*Given task*. Can you retype every record below exactly as written?

━━ Dataset entries

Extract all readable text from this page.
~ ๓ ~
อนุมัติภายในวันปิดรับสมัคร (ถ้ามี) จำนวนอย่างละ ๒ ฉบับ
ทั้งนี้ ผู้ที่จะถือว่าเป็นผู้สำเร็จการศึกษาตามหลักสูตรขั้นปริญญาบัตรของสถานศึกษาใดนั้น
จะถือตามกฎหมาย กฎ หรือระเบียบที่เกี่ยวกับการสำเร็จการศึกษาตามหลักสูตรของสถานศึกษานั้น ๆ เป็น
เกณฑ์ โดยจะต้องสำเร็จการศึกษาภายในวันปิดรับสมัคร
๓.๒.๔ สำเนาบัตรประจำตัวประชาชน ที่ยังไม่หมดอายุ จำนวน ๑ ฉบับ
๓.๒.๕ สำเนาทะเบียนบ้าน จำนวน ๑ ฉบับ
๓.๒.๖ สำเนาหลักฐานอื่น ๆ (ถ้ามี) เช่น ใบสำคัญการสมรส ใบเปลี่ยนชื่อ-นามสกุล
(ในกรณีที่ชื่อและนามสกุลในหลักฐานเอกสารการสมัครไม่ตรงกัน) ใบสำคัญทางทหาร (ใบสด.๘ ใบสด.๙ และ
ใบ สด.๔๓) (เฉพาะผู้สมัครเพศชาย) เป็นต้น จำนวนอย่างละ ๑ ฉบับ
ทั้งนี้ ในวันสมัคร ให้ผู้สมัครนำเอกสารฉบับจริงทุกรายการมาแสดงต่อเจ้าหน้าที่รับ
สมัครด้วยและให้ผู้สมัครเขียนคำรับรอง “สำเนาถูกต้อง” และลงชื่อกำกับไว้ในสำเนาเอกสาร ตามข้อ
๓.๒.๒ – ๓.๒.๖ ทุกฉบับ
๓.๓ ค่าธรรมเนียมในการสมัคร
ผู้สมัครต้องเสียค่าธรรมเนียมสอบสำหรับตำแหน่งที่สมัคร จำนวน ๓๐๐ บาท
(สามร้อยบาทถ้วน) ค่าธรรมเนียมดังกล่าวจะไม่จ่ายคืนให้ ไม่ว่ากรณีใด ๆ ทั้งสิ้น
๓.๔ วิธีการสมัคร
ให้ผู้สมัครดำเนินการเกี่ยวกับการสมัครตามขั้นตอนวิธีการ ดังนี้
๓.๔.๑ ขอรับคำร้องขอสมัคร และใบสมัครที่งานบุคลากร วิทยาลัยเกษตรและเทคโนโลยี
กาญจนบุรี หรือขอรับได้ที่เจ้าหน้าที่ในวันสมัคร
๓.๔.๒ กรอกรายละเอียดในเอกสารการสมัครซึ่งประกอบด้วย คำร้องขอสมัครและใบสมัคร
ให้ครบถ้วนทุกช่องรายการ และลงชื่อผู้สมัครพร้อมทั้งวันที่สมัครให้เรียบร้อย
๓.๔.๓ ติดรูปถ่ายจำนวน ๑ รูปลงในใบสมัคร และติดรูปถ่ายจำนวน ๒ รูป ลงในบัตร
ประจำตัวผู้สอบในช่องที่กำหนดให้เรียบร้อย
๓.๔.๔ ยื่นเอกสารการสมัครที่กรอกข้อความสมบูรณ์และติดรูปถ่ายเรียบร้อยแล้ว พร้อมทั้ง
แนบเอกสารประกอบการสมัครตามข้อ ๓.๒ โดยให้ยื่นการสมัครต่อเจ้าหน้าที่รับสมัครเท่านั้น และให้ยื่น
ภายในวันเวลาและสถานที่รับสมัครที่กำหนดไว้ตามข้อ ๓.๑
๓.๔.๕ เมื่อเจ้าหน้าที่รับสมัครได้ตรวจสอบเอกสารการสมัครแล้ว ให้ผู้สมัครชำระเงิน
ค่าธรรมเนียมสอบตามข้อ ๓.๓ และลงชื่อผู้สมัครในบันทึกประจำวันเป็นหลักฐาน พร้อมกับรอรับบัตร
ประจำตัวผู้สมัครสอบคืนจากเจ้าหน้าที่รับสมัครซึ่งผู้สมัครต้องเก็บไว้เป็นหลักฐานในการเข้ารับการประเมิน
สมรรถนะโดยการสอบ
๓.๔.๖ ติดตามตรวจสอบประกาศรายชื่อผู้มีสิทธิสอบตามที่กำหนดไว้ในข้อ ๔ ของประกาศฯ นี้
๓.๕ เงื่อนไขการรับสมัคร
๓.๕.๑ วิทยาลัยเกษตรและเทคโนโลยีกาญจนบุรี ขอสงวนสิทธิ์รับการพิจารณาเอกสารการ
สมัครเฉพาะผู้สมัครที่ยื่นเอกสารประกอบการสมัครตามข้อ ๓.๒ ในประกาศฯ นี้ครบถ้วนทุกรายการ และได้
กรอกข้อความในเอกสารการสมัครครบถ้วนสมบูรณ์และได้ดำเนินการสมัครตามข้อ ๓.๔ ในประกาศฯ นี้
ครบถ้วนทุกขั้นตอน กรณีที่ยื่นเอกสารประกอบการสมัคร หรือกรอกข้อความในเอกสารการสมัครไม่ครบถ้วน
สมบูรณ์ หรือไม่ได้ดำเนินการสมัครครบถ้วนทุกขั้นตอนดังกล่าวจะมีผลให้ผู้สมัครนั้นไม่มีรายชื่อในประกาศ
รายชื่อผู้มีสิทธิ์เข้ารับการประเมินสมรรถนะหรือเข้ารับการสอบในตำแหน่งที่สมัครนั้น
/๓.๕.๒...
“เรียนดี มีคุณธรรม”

━━━━

*Written response*.
Extract all readable text from this page.
~ ๓ ~
อนุมัติภายในวันปิดรับสมัคร (ถ้ามี) จำนวนอย่างละ ๒ ฉบับ
ทั้งนี้ ผู้ที่จะถือว่าเป็นผู้สำเร็จการศึกษาตามหลักสูตรขั้นปริญญาบัตรของสถานศึกษาใดนั้น
จะถือตามกฎหมาย กฎ หรือระเบียบที่เกี่ยวกับการสำเร็จการศึกษาตามหลักสูตรของสถานศึกษานั้น ๆ เป็น
เกณฑ์ โดยจะต้องสำเร็จการศึกษาภายในวันปิดรับสมัคร
๓.๒.๔ สำเนาบัตรประจำตัวประชาชน ที่ยังไม่หมดอายุ จำนวน ๑ ฉบับ
๓.๒.๕ สำเนาทะเบียนบ้าน จำนวน ๑ ฉบับ
๓.๒.๖ สำเนาหลักฐานอื่น ๆ (ถ้ามี) เช่น ใบสำคัญการสมรส ใบเปลี่ยนชื่อ-นามสกุล
(ในกรณีที่ชื่อและนามสกุลในหลักฐานเอกสารการสมัครไม่ตรงกัน) ใบสำคัญทางทหาร (ใบสด.๘ ใบสด.๙ และ
ใบ สด.๔๓) (เฉพาะผู้สมัครเพศชาย) เป็นต้น จำนวนอย่างละ ๑ ฉบับ
ทั้งนี้ ในวันสมัคร ให้ผู้สมัครนำเอกสารฉบับจริงทุกรายการมาแสดงต่อเจ้าหน้าที่รับ
สมัครด้วยและให้ผู้สมัครเขียนคำรับรอง “สำเนาถูกต้อง” และลงชื่อกำกับไว้ในสำเนาเอกสาร ตามข้อ
๓.๒.๒ – ๓.๒.๖ ทุกฉบับ
๓.๓ ค่าธรรมเนียมในการสมัคร
ผู้สมัครต้องเสียค่าธรรมเนียมสอบสำหรับตำแหน่งที่สมัคร จำนวน ๓๐๐ บาท
(สามร้อยบาทถ้วน) ค่าธรรมเนียมดังกล่าวจะไม่จ่ายคืนให้ ไม่ว่ากรณีใด ๆ ทั้งสิ้น
๓.๔ วิธีการสมัคร
ให้ผู้สมัครดำเนินการเกี่ยวกับการสมัครตามขั้นตอนวิธีการ ดังนี้
๓.๔.๑ ขอรับคำร้องขอสมัคร และใบสมัครที่งานบุคลากร วิทยาลัยเกษตรและเทคโนโลยี
กาญจนบุรี หรือขอรับได้ที่เจ้าหน้าที่ในวันสมัคร
๓.๔.๒ กรอกรายละเอียดในเอกสารการสมัครซึ่งประกอบด้วย คำร้องขอสมัครและใบสมัคร
ให้ครบถ้วนทุกช่องรายการ และลงชื่อผู้สมัครพร้อมทั้งวันที่สมัครให้เรียบร้อย
๓.๔.๓ ติดรูปถ่ายจำนวน ๑ รูปลงในใบสมัคร และติดรูปถ่ายจำนวน ๒ รูป ลงในบัตร
ประจำตัวผู้สอบในช่องที่กำหนดให้เรียบร้อย
๓.๔.๔ ยื่นเอกสารการสมัครที่กรอกข้อความสมบูรณ์และติดรูปถ่ายเรียบร้อยแล้ว พร้อมทั้ง
แนบเอกสารประกอบการสมัครตามข้อ ๓.๒ โดยให้ยื่นการสมัครต่อเจ้าหน้าที่รับสมัครเท่านั้น และให้ยื่น
ภายในวันเวลาและสถานที่รับสมัครที่กำหนดไว้ตามข้อ ๓.๑
๓.๔.๕ เมื่อเจ้าหน้าที่รับสมัครได้ตรวจสอบเอกสารการสมัครแล้ว ให้ผู้สมัครชำระเงิน
ค่าธรรมเนียมสอบตามข้อ ๓.๓ และลงชื่อผู้สมัครในบันทึกประจำวันเป็นหลักฐาน พร้อมกับรอรับบัตร
ประจำตัวผู้สมัครสอบคืนจากเจ้าหน้าที่รับสมัครซึ่งผู้สมัครต้องเก็บไว้เป็นหลักฐานในการเข้ารับการประเมิน
สมรรถนะโดยการสอบ
๓.๔.๖ ติดตามตรวจสอบประกาศรายชื่อผู้มีสิทธิสอบตามที่กำหนดไว้ในข้อ ๔ ของประกาศฯ นี้
๓.๕ เงื่อนไขการรับสมัคร
๓.๕.๑ วิทยาลัยเกษตรและเทคโนโลยีกาญจนบุรี ขอสงวนสิทธิ์รับการพิจารณาเอกสารการ
สมัครเฉพาะผู้สมัครที่ยื่นเอกสารประกอบการสมัครตามข้อ ๓.๒ ในประกาศฯ นี้ครบถ้วนทุกรายการ และได้
กรอกข้อความในเอกสารการสมัครครบถ้วนสมบูรณ์และได้ดำเนินการสมัครตามข้อ ๓.๔ ในประกาศฯ นี้
ครบถ้วนทุกขั้นตอน กรณีที่ยื่นเอกสารประกอบการสมัคร หรือกรอกข้อความในเอกสารการสมัครไม่ครบถ้วน
สมบูรณ์ หรือไม่ได้ดำเนินการสมัครครบถ้วนทุกขั้นตอนดังกล่าวจะมีผลให้ผู้สมัครนั้นไม่มีรายชื่อในประกาศ
รายชื่อผู้มีสิทธิ์เข้ารับการประเมินสมรรถนะหรือเข้ารับการสอบในตำแหน่งที่สมัครนั้น
/๓.๕.๒...
“เรียนดี มีคุณธรรม”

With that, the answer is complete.